▶ Problem description
Restate the entries below word for word, omitting nothing.

■ ■ ■ ■ ■ ■ ■

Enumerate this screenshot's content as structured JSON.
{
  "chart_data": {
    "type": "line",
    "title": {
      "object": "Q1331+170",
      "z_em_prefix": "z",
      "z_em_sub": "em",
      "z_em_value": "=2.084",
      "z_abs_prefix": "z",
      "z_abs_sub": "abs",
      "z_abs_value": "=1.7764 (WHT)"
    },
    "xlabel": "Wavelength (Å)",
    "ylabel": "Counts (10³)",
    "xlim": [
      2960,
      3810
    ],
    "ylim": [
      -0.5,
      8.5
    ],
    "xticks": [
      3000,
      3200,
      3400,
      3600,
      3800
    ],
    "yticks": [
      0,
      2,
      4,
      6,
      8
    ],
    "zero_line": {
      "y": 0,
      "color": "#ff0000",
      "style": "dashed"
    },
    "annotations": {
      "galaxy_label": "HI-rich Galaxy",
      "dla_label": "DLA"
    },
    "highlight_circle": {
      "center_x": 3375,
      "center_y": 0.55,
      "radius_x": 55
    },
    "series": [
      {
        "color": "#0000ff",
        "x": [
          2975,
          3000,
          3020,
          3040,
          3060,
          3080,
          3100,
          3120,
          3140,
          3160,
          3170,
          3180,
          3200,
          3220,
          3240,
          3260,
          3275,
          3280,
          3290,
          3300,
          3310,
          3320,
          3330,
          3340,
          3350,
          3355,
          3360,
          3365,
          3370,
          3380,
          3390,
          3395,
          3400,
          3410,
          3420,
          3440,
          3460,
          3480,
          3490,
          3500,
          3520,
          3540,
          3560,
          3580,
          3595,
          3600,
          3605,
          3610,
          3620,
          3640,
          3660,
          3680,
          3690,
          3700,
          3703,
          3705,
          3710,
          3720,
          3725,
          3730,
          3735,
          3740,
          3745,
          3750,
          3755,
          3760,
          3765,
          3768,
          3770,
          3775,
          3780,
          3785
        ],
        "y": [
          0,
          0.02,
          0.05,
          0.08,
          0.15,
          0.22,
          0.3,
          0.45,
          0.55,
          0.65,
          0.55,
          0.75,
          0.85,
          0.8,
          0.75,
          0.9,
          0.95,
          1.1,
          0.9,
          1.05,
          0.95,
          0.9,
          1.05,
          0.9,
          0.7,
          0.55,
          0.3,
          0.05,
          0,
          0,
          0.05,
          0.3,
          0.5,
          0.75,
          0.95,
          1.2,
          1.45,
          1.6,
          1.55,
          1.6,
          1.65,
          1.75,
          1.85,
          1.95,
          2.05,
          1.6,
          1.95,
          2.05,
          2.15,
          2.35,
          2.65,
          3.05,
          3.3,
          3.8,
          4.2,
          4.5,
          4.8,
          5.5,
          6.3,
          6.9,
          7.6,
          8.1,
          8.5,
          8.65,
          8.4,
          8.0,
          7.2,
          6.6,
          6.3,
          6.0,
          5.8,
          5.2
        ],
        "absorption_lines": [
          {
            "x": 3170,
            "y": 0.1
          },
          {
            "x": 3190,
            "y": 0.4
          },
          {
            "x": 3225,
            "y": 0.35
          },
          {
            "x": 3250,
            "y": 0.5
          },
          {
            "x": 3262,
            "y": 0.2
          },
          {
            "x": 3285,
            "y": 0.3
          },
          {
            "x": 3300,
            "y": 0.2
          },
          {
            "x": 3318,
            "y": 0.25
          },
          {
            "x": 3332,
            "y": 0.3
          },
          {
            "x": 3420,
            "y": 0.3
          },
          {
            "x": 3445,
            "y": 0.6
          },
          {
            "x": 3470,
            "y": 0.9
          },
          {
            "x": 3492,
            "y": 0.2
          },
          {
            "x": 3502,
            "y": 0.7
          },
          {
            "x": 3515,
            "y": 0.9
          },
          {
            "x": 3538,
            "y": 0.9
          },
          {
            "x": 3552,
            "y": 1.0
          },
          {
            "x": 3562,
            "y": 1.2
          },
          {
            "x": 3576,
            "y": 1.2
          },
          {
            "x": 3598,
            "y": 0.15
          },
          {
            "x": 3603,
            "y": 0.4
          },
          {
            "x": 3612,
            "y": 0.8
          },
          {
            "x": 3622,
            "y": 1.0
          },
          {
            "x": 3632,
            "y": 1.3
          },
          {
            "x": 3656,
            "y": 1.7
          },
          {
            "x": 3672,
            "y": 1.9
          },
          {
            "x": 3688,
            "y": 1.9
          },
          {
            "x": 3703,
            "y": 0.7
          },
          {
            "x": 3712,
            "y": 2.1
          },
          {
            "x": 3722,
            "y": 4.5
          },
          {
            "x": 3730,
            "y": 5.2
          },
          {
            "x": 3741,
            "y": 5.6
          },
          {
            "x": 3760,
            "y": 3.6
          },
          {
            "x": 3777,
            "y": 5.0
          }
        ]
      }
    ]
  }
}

■ ■ ■ ■ ■ ■ ■

▶ Output for this exercise
Enumerate this screenshot's content as structured JSON.
{
  "chart_data": {
    "type": "line",
    "title": {
      "object": "Q1331+170",
      "z_em_prefix": "z",
      "z_em_sub": "em",
      "z_em_value": "=2.084",
      "z_abs_prefix": "z",
      "z_abs_sub": "abs",
      "z_abs_value": "=1.7764 (WHT)"
    },
    "xlabel": "Wavelength (Å)",
    "ylabel": "Counts (10³)",
    "xlim": [
      2960,
      3810
    ],
    "ylim": [
      -0.5,
      8.5
    ],
    "xticks": [
      3000,
      3200,
      3400,
      3600,
      3800
    ],
    "yticks": [
      0,
      2,
      4,
      6,
      8
    ],
    "zero_line": {
      "y": 0,
      "color": "#ff0000",
      "style": "dashed"
    },
    "annotations": {
      "galaxy_label": "HI-rich Galaxy",
      "dla_label": "DLA"
    },
    "highlight_circle": {
      "center_x": 3375,
      "center_y": 0.55,
      "radius_x": 55
    },
    "series": [
      {
        "color": "#0000ff",
        "x": [
          2975,
          3000,
          3020,
          3040,
          3060,
          3080,
          3100,
          3120,
          3140,
          3160,
          3170,
          3180,
          3200,
          3220,
          3240,
          3260,
          3275,
          3280,
          3290,
          3300,
          3310,
          3320,
          3330,
          3340,
          3350,
          3355,
          3360,
          3365,
          3370,
          3380,
          3390,
          3395,
          3400,
          3410,
          3420,
          3440,
          3460,
          3480,
          3490,
          3500,
          3520,
          3540,
          3560,
          3580,
          3595,
          3600,
          3605,
          3610,
          3620,
          3640,
          3660,
          3680,
          3690,
          3700,
          3703,
          3705,
          3710,
          3720,
          3725,
          3730,
          3735,
          3740,
          3745,
          3750,
          3755,
          3760,
          3765,
          3768,
          3770,
          3775,
          3780,
          3785
        ],
        "y": [
          0,
          0.02,
          0.05,
          0.08,
          0.15,
          0.22,
          0.3,
          0.45,
          0.55,
          0.65,
          0.55,
          0.75,
          0.85,
          0.8,
          0.75,
          0.9,
          0.95,
          1.1,
          0.9,
          1.05,
          0.95,
          0.9,
          1.05,
          0.9,
          0.7,
          0.55,
          0.3,
          0.05,
          0,
          0,
          0.05,
          0.3,
          0.5,
          0.75,
          0.95,
          1.2,
          1.45,
          1.6,
          1.55,
          1.6,
          1.65,
          1.75,
          1.85,
          1.95,
          2.05,
          1.6,
          1.95,
          2.05,
          2.15,
          2.35,
          2.65,
          3.05,
          3.3,
          3.8,
          4.2,
          4.5,
          4.8,
          5.5,
          6.3,
          6.9,
          7.6,
          8.1,
          8.5,
          8.65,
          8.4,
          8.0,
          7.2,
          6.6,
          6.3,
          6.0,
          5.8,
          5.2
        ],
        "absorption_lines": [
          {
            "x": 3170,
            "y": 0.1
          },
          {
            "x": 3190,
            "y": 0.4
          },
          {
            "x": 3225,
            "y": 0.35
          },
          {
            "x": 3250,
            "y": 0.5
          },
          {
            "x": 3262,
            "y": 0.2
          },
          {
            "x": 3285,
            "y": 0.3
          },
          {
            "x": 3300,
            "y": 0.2
          },
          {
            "x": 3318,
            "y": 0.25
          },
          {
            "x": 3332,
            "y": 0.3
          },
          {
            "x": 3420,
            "y": 0.3
          },
          {
            "x": 3445,
            "y": 0.6
          },
          {
            "x": 3470,
            "y": 0.9
          },
          {
            "x": 3492,
            "y": 0.2
          },
          {
            "x": 3502,
            "y": 0.7
          },
          {
            "x": 3515,
            "y": 0.9
          },
          {
            "x": 3538,
            "y": 0.9
          },
          {
            "x": 3552,
            "y": 1.0
          },
          {
            "x": 3562,
            "y": 1.2
          },
          {
            "x": 3576,
            "y": 1.2
          },
          {
            "x": 3598,
            "y": 0.15
          },
          {
            "x": 3603,
            "y": 0.4
          },
          {
            "x": 3612,
            "y": 0.8
          },
          {
            "x": 3622,
            "y": 1.0
          },
          {
            "x": 3632,
            "y": 1.3
          },
          {
            "x": 3656,
            "y": 1.7
          },
          {
            "x": 3672,
            "y": 1.9
          },
          {
            "x": 3688,
            "y": 1.9
          },
          {
            "x": 3703,
            "y": 0.7
          },
          {
            "x": 3712,
            "y": 2.1
          },
          {
            "x": 3722,
            "y": 4.5
          },
          {
            "x": 3730,
            "y": 5.2
          },
          {
            "x": 3741,
            "y": 5.6
          },
          {
            "x": 3760,
            "y": 3.6
          },
          {
            "x": 3777,
            "y": 5.0
          }
        ]
      }
    ]
  }
}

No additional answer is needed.